● **TASK OBJECTIVE**: Retype every line of the records below without any changes.

● **RECORD LIST**:

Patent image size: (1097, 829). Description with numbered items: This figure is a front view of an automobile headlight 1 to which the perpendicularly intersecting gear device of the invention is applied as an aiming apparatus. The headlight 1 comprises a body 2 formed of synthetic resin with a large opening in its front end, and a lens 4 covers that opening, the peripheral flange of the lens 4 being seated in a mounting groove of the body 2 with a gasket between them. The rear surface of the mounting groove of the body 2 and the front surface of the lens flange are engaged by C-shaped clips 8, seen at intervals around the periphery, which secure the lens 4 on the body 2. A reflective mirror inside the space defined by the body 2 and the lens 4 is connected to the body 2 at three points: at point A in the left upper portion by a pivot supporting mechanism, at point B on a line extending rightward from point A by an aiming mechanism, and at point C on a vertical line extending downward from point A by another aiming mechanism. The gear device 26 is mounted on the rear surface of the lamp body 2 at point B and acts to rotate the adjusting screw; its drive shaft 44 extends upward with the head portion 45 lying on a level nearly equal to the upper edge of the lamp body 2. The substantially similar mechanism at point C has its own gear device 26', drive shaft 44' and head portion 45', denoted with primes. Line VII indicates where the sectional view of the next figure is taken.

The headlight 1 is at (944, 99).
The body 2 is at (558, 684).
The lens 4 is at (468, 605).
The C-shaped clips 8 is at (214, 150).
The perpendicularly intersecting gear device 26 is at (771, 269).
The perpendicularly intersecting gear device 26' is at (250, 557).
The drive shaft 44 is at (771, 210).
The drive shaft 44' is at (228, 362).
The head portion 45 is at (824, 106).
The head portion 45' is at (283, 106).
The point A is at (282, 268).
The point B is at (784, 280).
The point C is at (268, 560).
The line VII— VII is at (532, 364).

● **SOLUTION BELOW**:
Patent image size: (1097, 829). Description with numbered items: This figure is a front view of an automobile headlight 1 to which the perpendicularly intersecting gear device of the invention is applied as an aiming apparatus. The headlight 1 comprises a body 2 formed of synthetic resin with a large opening in its front end, and a lens 4 covers that opening, the peripheral flange of the lens 4 being seated in a mounting groove of the body 2 with a gasket between them. The rear surface of the mounting groove of the body 2 and the front surface of the lens flange are engaged by C-shaped clips 8, seen at intervals around the periphery, which secure the lens 4 on the body 2. A reflective mirror inside the space defined by the body 2 and the lens 4 is connected to the body 2 at three points: at point A in the left upper portion by a pivot supporting mechanism, at point B on a line extending rightward from point A by an aiming mechanism, and at point C on a vertical line extending downward from point A by another aiming mechanism. The gear device 26 is mounted on the rear surface of the lamp body 2 at point B and acts to rotate the adjusting screw; its drive shaft 44 extends upward with the head portion 45 lying on a level nearly equal to the upper edge of the lamp body 2. The substantially similar mechanism at point C has its own gear device 26', drive shaft 44' and head portion 45', denoted with primes. Line VII indicates where the sectional view of the next figure is taken.

The headlight 1 is at (944, 99).
The body 2 is at (558, 684).
The lens 4 is at (468, 605).
The C-shaped clips 8 is at (214, 150).
The perpendicularly intersecting gear device 26 is at (771, 269).
The perpendicularly intersecting gear device 26' is at (250, 557).
The drive shaft 44 is at (771, 210).
The drive shaft 44' is at (228, 362).
The head portion 45 is at (824, 106).
The head portion 45' is at (283, 106).
The point A is at (282, 268).
The point B is at (784, 280).
The point C is at (268, 560).
The line VII— VII is at (532, 364).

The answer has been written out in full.